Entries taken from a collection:
——

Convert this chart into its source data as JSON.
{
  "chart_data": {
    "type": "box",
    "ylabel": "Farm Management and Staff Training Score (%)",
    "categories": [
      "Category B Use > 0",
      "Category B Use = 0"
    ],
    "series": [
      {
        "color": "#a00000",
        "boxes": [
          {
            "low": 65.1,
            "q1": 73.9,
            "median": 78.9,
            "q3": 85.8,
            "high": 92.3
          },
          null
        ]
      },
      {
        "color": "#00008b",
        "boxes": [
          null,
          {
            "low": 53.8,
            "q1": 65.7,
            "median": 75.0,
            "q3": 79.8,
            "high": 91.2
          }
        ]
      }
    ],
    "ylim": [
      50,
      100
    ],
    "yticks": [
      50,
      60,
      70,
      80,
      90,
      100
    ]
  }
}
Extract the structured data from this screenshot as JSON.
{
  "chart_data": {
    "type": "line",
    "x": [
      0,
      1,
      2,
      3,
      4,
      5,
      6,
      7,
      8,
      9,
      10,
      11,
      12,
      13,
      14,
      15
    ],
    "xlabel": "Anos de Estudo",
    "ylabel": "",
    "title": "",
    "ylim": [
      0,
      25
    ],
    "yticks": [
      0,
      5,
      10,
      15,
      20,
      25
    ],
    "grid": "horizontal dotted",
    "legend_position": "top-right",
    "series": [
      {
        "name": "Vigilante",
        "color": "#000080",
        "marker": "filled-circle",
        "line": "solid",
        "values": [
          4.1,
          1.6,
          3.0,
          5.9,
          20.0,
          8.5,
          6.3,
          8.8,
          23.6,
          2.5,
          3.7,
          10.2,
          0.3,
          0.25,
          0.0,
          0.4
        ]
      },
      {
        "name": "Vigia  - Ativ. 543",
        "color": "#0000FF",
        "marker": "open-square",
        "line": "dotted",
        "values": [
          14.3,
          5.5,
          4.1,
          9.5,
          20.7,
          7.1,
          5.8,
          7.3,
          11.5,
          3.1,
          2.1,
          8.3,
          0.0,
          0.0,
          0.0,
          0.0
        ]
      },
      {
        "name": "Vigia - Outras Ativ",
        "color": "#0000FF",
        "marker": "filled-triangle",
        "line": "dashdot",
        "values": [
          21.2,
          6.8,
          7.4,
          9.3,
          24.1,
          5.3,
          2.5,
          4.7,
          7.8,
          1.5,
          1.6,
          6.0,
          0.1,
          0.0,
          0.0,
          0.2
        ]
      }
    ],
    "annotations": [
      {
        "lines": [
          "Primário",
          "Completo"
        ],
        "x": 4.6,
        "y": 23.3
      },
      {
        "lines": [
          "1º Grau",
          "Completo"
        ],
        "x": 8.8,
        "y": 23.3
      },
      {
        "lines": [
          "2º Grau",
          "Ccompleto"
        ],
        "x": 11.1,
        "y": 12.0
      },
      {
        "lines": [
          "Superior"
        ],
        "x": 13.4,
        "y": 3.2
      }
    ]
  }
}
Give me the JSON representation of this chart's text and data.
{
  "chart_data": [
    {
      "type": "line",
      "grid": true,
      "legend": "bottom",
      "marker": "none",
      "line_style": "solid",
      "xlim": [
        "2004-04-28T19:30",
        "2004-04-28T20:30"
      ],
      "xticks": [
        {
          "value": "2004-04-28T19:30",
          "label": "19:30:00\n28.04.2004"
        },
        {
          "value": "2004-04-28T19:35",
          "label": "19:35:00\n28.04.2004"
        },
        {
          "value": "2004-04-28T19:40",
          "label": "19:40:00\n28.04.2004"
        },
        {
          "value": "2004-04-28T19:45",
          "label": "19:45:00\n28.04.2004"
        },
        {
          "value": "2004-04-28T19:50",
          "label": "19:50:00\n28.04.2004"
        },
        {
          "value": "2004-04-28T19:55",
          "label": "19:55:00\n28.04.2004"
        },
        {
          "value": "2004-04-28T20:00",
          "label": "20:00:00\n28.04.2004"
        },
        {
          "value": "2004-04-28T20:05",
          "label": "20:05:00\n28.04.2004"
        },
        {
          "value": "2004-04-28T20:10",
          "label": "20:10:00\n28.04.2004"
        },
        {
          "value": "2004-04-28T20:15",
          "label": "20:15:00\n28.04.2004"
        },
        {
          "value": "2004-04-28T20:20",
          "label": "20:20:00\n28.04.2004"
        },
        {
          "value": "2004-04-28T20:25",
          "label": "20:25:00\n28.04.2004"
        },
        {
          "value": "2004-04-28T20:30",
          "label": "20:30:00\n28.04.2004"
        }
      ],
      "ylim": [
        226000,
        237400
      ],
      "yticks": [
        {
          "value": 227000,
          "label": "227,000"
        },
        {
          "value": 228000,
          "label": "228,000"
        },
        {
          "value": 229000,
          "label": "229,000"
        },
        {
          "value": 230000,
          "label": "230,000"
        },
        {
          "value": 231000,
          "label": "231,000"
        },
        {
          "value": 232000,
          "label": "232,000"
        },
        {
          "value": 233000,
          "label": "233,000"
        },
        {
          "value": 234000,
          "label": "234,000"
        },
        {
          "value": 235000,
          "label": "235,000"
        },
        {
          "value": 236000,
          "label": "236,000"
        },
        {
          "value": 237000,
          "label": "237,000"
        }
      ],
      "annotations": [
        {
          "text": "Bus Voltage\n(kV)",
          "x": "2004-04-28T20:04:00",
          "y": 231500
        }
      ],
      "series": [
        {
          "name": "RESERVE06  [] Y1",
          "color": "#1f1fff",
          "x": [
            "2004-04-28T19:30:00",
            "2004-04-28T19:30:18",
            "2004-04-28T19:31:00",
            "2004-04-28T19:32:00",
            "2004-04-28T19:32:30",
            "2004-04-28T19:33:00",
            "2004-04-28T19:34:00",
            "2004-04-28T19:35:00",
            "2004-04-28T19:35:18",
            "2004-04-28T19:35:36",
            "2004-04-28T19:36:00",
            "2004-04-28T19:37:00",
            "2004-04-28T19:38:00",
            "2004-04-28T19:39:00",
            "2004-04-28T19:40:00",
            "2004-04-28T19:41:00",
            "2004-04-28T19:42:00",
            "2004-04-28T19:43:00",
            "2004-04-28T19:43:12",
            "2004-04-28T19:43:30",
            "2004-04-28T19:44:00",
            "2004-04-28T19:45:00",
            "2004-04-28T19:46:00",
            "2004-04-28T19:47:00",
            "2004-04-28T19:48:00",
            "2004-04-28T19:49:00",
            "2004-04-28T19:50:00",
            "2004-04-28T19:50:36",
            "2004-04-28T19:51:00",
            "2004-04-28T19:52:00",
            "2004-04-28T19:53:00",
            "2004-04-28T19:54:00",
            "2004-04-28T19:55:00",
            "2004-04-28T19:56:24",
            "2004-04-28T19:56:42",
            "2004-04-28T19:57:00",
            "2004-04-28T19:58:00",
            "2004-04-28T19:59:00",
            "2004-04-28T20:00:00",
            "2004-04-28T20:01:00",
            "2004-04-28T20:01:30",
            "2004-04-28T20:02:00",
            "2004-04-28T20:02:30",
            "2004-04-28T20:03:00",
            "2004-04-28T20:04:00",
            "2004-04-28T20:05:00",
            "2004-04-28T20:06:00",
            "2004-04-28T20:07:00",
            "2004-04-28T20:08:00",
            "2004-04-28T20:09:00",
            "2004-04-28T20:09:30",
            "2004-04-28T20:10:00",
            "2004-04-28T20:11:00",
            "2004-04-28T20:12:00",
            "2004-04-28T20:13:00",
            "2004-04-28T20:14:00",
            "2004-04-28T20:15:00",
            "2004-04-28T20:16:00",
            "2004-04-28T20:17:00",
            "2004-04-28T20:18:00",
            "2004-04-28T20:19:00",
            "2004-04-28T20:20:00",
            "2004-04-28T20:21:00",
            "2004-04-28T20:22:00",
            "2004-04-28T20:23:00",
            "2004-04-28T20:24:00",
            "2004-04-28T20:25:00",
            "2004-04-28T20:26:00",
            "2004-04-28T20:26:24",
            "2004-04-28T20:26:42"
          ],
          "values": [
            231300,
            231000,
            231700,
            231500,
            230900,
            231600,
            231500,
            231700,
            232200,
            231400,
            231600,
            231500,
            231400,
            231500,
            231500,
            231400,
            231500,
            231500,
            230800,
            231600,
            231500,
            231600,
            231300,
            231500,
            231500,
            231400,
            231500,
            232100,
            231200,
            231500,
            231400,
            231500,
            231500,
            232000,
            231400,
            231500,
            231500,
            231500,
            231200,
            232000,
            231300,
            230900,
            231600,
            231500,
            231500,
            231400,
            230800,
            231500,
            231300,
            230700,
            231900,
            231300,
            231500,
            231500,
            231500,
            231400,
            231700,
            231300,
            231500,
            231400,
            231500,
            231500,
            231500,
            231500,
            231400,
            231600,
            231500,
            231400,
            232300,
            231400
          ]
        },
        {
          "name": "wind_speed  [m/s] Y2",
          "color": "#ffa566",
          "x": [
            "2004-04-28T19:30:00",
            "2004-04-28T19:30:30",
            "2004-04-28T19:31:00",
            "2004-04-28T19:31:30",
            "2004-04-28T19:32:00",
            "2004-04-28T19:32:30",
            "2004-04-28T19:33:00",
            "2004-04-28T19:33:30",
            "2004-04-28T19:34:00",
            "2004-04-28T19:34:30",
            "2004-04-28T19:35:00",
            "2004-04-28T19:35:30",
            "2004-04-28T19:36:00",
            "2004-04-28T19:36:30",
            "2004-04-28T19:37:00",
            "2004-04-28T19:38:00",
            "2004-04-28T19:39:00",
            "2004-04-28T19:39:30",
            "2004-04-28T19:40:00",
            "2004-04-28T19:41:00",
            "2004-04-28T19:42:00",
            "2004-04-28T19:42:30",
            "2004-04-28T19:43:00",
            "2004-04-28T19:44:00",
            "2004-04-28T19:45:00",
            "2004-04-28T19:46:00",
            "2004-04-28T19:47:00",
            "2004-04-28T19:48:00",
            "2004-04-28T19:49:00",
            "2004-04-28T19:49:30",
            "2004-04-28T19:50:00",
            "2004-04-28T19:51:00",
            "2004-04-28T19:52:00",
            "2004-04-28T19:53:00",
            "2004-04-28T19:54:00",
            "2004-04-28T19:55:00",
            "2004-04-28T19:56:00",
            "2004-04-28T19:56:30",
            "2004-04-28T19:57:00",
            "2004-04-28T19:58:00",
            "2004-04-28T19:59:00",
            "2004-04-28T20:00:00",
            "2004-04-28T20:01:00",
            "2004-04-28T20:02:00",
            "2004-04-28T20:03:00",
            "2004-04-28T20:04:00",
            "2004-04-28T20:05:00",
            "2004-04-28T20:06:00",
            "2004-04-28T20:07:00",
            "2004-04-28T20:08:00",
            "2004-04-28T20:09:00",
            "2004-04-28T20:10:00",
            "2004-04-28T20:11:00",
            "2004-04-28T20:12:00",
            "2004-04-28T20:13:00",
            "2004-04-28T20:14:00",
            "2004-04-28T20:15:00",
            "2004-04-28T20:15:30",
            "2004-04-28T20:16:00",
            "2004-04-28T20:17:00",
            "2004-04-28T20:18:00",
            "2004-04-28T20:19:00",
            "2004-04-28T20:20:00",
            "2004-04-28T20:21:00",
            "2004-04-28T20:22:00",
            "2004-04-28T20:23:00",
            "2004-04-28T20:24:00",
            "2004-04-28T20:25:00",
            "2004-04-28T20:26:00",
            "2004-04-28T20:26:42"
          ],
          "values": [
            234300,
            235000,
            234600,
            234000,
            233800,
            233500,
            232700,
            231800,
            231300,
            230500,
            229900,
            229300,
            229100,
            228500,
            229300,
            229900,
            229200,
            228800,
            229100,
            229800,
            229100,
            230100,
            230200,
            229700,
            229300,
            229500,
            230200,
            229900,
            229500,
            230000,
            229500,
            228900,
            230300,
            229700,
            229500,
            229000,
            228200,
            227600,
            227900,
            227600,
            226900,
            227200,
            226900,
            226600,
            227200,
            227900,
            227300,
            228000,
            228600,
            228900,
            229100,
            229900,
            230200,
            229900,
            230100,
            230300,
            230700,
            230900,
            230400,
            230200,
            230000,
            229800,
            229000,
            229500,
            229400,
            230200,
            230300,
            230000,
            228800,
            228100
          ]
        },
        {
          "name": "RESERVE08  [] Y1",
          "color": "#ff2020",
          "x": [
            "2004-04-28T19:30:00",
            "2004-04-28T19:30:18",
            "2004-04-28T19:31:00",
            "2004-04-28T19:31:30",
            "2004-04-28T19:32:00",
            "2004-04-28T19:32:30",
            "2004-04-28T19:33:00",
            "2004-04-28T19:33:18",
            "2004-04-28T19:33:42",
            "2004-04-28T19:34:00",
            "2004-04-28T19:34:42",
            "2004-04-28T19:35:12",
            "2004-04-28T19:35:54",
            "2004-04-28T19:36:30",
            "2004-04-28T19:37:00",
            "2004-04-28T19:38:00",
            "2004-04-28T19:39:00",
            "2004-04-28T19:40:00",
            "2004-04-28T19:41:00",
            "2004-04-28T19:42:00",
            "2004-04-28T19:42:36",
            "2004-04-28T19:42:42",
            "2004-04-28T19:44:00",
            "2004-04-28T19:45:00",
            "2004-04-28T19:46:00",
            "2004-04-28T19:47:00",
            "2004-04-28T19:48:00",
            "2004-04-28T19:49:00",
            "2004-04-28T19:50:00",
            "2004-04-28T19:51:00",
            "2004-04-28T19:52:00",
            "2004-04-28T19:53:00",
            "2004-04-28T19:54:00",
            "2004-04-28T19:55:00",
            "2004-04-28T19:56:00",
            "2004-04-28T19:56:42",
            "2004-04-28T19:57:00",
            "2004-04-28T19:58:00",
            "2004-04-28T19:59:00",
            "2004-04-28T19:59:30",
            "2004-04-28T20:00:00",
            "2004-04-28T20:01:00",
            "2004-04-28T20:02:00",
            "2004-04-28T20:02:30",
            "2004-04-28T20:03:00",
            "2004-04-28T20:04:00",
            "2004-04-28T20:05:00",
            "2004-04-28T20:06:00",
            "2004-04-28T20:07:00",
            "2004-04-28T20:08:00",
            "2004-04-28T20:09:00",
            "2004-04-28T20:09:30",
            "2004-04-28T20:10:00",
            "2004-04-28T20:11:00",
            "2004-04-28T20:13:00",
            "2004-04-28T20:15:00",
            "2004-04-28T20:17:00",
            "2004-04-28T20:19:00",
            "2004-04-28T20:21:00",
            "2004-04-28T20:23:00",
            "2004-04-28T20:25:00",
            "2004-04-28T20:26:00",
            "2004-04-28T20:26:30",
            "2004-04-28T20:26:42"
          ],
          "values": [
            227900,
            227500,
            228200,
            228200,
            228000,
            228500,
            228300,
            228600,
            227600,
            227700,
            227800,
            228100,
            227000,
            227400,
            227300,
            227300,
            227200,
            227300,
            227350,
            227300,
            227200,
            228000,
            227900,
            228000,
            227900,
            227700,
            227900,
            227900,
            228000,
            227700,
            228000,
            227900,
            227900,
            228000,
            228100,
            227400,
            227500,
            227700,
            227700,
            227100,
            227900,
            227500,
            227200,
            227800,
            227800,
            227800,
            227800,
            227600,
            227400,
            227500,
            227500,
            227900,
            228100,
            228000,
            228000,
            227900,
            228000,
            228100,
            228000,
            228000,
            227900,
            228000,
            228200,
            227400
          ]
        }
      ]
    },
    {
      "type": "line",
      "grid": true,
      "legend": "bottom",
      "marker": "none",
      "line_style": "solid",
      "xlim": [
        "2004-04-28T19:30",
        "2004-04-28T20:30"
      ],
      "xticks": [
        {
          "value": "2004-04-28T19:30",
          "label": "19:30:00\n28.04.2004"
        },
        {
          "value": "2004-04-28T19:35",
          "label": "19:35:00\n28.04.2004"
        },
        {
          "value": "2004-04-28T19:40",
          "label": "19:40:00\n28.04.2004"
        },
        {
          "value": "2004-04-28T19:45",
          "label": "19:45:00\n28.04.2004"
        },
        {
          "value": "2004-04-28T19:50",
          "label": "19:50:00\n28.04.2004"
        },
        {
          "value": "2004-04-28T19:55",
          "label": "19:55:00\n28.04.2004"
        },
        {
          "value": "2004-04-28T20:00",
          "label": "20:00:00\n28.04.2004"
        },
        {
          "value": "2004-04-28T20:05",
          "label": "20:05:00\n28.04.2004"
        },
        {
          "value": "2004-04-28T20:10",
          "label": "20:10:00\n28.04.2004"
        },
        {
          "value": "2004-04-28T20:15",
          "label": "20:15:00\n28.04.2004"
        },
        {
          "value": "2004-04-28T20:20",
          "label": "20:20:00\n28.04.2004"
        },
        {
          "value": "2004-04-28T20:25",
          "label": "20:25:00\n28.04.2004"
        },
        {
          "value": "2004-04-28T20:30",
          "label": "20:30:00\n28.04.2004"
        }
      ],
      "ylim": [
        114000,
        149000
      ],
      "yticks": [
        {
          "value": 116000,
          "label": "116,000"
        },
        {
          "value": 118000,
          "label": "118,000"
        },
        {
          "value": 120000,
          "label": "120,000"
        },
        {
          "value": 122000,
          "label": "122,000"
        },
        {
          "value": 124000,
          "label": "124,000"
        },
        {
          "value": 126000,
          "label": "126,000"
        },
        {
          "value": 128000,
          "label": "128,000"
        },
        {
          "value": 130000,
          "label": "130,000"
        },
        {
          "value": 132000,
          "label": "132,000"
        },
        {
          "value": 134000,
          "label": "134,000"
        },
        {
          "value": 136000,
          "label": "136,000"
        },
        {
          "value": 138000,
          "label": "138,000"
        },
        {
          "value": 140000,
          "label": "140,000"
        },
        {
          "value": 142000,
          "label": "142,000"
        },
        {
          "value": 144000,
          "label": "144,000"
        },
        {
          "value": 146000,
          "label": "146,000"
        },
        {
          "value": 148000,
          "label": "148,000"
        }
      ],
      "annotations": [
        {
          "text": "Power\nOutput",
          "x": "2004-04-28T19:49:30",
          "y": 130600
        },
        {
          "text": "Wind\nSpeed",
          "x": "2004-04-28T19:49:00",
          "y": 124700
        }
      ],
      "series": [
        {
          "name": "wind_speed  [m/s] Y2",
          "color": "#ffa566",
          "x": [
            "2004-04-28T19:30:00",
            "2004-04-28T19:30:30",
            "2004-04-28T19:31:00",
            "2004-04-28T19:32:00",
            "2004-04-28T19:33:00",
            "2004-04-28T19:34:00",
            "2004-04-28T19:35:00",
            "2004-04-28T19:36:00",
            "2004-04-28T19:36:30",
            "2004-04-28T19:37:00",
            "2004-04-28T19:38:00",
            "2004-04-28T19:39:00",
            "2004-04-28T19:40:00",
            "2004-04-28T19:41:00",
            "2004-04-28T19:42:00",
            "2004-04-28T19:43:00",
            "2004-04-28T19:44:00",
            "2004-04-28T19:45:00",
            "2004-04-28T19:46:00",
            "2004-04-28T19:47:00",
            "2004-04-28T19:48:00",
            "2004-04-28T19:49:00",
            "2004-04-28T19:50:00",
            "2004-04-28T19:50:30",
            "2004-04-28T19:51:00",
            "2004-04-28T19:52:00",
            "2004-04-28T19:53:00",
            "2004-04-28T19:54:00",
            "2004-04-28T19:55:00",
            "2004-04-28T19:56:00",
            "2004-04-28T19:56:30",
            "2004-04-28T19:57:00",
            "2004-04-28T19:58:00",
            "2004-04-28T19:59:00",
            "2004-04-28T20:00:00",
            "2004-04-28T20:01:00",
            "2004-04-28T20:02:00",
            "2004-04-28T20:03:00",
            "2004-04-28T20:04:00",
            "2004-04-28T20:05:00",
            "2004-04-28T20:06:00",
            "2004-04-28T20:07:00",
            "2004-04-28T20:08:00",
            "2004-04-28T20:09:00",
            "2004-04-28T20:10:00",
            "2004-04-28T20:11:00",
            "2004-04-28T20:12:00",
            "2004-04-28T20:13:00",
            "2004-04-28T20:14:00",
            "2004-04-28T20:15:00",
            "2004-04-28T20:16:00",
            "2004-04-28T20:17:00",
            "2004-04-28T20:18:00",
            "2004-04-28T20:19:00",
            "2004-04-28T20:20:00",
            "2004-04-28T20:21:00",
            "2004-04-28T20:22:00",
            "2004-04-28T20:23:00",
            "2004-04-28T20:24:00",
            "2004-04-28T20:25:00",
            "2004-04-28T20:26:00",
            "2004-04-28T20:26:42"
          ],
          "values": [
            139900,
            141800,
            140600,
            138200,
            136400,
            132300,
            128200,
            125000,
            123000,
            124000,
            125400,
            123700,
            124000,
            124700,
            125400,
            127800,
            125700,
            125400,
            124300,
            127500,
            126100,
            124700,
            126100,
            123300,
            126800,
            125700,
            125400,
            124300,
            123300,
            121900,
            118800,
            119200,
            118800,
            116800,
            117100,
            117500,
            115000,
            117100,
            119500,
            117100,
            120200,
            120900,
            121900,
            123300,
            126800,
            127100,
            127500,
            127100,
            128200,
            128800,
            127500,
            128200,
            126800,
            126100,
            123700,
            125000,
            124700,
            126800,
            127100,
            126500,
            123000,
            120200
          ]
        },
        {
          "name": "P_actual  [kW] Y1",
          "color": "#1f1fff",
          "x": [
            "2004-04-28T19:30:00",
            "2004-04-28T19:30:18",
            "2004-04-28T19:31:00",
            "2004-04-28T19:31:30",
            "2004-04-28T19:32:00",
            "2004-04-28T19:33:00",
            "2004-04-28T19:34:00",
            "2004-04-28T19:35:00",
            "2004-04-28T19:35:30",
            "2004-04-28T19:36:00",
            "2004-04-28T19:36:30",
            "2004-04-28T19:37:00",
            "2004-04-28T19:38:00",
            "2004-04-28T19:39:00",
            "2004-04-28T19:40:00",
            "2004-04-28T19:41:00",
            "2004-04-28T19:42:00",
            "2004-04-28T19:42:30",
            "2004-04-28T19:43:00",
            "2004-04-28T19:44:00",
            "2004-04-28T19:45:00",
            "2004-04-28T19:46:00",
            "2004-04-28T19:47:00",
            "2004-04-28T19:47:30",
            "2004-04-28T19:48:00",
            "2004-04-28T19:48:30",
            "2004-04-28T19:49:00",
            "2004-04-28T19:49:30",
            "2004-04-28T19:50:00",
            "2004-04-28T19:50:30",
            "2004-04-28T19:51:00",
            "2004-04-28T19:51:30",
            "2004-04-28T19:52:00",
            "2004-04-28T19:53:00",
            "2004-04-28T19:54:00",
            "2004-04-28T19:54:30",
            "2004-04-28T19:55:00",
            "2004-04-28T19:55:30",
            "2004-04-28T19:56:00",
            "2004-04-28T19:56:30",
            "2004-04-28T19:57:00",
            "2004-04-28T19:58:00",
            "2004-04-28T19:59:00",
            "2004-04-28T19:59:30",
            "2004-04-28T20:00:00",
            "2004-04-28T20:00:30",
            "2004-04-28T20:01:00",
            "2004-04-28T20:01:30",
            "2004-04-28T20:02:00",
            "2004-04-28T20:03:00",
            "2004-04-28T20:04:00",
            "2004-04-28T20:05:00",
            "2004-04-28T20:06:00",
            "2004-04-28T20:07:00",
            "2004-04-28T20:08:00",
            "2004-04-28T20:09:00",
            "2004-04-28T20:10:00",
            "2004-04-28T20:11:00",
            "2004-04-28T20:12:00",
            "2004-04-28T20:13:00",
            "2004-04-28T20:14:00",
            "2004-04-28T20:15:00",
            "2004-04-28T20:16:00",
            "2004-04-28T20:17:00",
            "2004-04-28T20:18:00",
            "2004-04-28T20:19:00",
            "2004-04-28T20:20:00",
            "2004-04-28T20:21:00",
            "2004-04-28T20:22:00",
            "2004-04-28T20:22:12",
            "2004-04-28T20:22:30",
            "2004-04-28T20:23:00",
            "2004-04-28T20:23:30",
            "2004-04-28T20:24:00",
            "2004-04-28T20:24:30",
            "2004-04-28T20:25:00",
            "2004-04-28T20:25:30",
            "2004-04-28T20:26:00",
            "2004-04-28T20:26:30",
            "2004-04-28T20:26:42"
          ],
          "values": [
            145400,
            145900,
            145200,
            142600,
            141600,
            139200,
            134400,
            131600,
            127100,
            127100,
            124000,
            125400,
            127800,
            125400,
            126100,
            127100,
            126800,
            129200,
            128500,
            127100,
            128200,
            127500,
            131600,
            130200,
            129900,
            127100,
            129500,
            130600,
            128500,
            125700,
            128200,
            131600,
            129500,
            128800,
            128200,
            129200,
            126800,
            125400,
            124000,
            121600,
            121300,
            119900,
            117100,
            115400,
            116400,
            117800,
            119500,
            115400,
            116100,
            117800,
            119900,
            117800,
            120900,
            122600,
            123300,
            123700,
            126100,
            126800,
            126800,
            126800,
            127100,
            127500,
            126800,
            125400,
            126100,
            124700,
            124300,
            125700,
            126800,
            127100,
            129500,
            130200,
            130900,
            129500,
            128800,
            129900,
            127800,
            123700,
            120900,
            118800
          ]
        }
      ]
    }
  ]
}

——

■ **Exercise instructions**:
Give only the number of lines that include the word "ylabel".

■ **Solution to this problem**:
2